**Work required:** Will you give every entry again exactly as it stands?

___ Supplied data

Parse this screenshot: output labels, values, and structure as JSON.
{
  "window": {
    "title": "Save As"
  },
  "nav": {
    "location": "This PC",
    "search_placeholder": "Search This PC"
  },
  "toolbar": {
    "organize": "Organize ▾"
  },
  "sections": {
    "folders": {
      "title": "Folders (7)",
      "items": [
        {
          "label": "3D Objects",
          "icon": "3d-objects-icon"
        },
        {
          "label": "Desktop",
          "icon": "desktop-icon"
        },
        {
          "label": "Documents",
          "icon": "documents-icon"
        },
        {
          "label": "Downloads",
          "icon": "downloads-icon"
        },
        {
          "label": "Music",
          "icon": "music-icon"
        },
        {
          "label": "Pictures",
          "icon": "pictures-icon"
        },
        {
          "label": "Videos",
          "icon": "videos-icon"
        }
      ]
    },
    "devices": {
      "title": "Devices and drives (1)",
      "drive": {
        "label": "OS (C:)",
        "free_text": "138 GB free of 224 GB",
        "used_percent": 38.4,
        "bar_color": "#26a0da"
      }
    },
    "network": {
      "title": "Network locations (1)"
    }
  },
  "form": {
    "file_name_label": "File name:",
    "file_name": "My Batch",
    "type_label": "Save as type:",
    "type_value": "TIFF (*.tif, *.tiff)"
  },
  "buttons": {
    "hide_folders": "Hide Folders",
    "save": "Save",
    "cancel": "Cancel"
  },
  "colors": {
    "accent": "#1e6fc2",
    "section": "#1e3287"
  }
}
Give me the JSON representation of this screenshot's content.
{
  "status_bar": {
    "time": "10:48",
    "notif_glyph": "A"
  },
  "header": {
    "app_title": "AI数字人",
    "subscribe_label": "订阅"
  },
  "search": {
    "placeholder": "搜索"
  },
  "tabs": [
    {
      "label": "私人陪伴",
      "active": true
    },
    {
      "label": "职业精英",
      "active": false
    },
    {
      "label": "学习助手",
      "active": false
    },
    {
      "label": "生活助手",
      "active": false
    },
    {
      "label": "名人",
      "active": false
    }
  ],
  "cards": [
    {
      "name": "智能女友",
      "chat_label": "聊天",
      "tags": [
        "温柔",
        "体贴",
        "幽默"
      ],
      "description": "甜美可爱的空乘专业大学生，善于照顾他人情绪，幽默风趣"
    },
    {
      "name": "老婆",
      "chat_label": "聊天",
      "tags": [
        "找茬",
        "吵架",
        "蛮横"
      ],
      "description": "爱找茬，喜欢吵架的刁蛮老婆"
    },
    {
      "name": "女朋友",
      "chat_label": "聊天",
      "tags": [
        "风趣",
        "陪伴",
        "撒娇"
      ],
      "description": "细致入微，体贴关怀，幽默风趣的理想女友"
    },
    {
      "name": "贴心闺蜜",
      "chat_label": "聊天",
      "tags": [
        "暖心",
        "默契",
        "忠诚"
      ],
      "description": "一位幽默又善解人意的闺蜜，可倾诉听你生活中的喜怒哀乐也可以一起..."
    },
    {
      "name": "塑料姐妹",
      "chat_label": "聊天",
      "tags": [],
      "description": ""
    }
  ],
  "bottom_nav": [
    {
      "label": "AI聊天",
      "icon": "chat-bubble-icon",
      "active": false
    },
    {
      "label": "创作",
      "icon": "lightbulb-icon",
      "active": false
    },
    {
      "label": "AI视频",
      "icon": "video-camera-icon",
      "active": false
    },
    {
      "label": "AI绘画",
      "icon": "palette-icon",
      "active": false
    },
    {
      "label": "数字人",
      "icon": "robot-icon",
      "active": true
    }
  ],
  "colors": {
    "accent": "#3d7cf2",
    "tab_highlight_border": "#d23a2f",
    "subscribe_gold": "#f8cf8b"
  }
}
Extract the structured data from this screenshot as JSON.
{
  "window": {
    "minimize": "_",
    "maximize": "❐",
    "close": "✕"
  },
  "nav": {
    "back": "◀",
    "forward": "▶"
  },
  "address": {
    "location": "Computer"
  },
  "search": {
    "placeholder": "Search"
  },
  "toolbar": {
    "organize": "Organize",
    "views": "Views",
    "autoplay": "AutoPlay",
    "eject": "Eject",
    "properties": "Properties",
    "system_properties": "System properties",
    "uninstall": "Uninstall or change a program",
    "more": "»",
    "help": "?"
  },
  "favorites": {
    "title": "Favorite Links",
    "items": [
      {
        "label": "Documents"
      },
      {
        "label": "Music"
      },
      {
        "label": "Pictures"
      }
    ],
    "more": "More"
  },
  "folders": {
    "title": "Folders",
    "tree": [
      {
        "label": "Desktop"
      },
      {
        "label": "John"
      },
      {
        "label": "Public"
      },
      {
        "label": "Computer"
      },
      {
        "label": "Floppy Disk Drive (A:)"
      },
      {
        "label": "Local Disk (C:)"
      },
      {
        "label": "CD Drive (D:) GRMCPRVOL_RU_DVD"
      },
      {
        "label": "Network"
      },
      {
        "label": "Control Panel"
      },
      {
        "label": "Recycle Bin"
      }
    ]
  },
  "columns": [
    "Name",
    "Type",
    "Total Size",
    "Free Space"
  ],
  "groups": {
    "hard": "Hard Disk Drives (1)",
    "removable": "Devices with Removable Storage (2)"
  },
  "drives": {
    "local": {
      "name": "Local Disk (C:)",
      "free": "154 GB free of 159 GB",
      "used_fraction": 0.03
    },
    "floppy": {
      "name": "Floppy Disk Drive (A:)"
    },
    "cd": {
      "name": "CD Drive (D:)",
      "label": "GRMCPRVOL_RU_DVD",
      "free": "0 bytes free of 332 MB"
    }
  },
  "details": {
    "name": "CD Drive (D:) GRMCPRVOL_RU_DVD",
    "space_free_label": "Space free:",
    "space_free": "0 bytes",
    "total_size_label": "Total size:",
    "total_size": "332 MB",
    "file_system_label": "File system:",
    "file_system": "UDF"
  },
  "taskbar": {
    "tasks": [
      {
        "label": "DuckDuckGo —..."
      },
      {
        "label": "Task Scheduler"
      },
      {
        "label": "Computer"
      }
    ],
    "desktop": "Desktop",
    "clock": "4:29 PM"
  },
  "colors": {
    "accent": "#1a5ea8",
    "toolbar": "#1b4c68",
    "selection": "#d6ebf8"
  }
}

______

**Full output:**
Parse this screenshot: output labels, values, and structure as JSON.
{
  "window": {
    "title": "Save As"
  },
  "nav": {
    "location": "This PC",
    "search_placeholder": "Search This PC"
  },
  "toolbar": {
    "organize": "Organize ▾"
  },
  "sections": {
    "folders": {
      "title": "Folders (7)",
      "items": [
        {
          "label": "3D Objects",
          "icon": "3d-objects-icon"
        },
        {
          "label": "Desktop",
          "icon": "desktop-icon"
        },
        {
          "label": "Documents",
          "icon": "documents-icon"
        },
        {
          "label": "Downloads",
          "icon": "downloads-icon"
        },
        {
          "label": "Music",
          "icon": "music-icon"
        },
        {
          "label": "Pictures",
          "icon": "pictures-icon"
        },
        {
          "label": "Videos",
          "icon": "videos-icon"
        }
      ]
    },
    "devices": {
      "title": "Devices and drives (1)",
      "drive": {
        "label": "OS (C:)",
        "free_text": "138 GB free of 224 GB",
        "used_percent": 38.4,
        "bar_color": "#26a0da"
      }
    },
    "network": {
      "title": "Network locations (1)"
    }
  },
  "form": {
    "file_name_label": "File name:",
    "file_name": "My Batch",
    "type_label": "Save as type:",
    "type_value": "TIFF (*.tif, *.tiff)"
  },
  "buttons": {
    "hide_folders": "Hide Folders",
    "save": "Save",
    "cancel": "Cancel"
  },
  "colors": {
    "accent": "#1e6fc2",
    "section": "#1e3287"
  }
}
Give me the JSON representation of this screenshot's content.
{
  "status_bar": {
    "time": "10:48",
    "notif_glyph": "A"
  },
  "header": {
    "app_title": "AI数字人",
    "subscribe_label": "订阅"
  },
  "search": {
    "placeholder": "搜索"
  },
  "tabs": [
    {
      "label": "私人陪伴",
      "active": true
    },
    {
      "label": "职业精英",
      "active": false
    },
    {
      "label": "学习助手",
      "active": false
    },
    {
      "label": "生活助手",
      "active": false
    },
    {
      "label": "名人",
      "active": false
    }
  ],
  "cards": [
    {
      "name": "智能女友",
      "chat_label": "聊天",
      "tags": [
        "温柔",
        "体贴",
        "幽默"
      ],
      "description": "甜美可爱的空乘专业大学生，善于照顾他人情绪，幽默风趣"
    },
    {
      "name": "老婆",
      "chat_label": "聊天",
      "tags": [
        "找茬",
        "吵架",
        "蛮横"
      ],
      "description": "爱找茬，喜欢吵架的刁蛮老婆"
    },
    {
      "name": "女朋友",
      "chat_label": "聊天",
      "tags": [
        "风趣",
        "陪伴",
        "撒娇"
      ],
      "description": "细致入微，体贴关怀，幽默风趣的理想女友"
    },
    {
      "name": "贴心闺蜜",
      "chat_label": "聊天",
      "tags": [
        "暖心",
        "默契",
        "忠诚"
      ],
      "description": "一位幽默又善解人意的闺蜜，可倾诉听你生活中的喜怒哀乐也可以一起..."
    },
    {
      "name": "塑料姐妹",
      "chat_label": "聊天",
      "tags": [],
      "description": ""
    }
  ],
  "bottom_nav": [
    {
      "label": "AI聊天",
      "icon": "chat-bubble-icon",
      "active": false
    },
    {
      "label": "创作",
      "icon": "lightbulb-icon",
      "active": false
    },
    {
      "label": "AI视频",
      "icon": "video-camera-icon",
      "active": false
    },
    {
      "label": "AI绘画",
      "icon": "palette-icon",
      "active": false
    },
    {
      "label": "数字人",
      "icon": "robot-icon",
      "active": true
    }
  ],
  "colors": {
    "accent": "#3d7cf2",
    "tab_highlight_border": "#d23a2f",
    "subscribe_gold": "#f8cf8b"
  }
}
Extract the structured data from this screenshot as JSON.
{
  "window": {
    "minimize": "_",
    "maximize": "❐",
    "close": "✕"
  },
  "nav": {
    "back": "◀",
    "forward": "▶"
  },
  "address": {
    "location": "Computer"
  },
  "search": {
    "placeholder": "Search"
  },
  "toolbar": {
    "organize": "Organize",
    "views": "Views",
    "autoplay": "AutoPlay",
    "eject": "Eject",
    "properties": "Properties",
    "system_properties": "System properties",
    "uninstall": "Uninstall or change a program",
    "more": "»",
    "help": "?"
  },
  "favorites": {
    "title": "Favorite Links",
    "items": [
      {
        "label": "Documents"
      },
      {
        "label": "Music"
      },
      {
        "label": "Pictures"
      }
    ],
    "more": "More"
  },
  "folders": {
    "title": "Folders",
    "tree": [
      {
        "label": "Desktop"
      },
      {
        "label": "John"
      },
      {
        "label": "Public"
      },
      {
        "label": "Computer"
      },
      {
        "label": "Floppy Disk Drive (A:)"
      },
      {
        "label": "Local Disk (C:)"
      },
      {
        "label": "CD Drive (D:) GRMCPRVOL_RU_DVD"
      },
      {
        "label": "Network"
      },
      {
        "label": "Control Panel"
      },
      {
        "label": "Recycle Bin"
      }
    ]
  },
  "columns": [
    "Name",
    "Type",
    "Total Size",
    "Free Space"
  ],
  "groups": {
    "hard": "Hard Disk Drives (1)",
    "removable": "Devices with Removable Storage (2)"
  },
  "drives": {
    "local": {
      "name": "Local Disk (C:)",
      "free": "154 GB free of 159 GB",
      "used_fraction": 0.03
    },
    "floppy": {
      "name": "Floppy Disk Drive (A:)"
    },
    "cd": {
      "name": "CD Drive (D:)",
      "label": "GRMCPRVOL_RU_DVD",
      "free": "0 bytes free of 332 MB"
    }
  },
  "details": {
    "name": "CD Drive (D:) GRMCPRVOL_RU_DVD",
    "space_free_label": "Space free:",
    "space_free": "0 bytes",
    "total_size_label": "Total size:",
    "total_size": "332 MB",
    "file_system_label": "File system:",
    "file_system": "UDF"
  },
  "taskbar": {
    "tasks": [
      {
        "label": "DuckDuckGo —..."
      },
      {
        "label": "Task Scheduler"
      },
      {
        "label": "Computer"
      }
    ],
    "desktop": "Desktop",
    "clock": "4:29 PM"
  },
  "colors": {
    "accent": "#1a5ea8",
    "toolbar": "#1b4c68",
    "selection": "#d6ebf8"
  }
}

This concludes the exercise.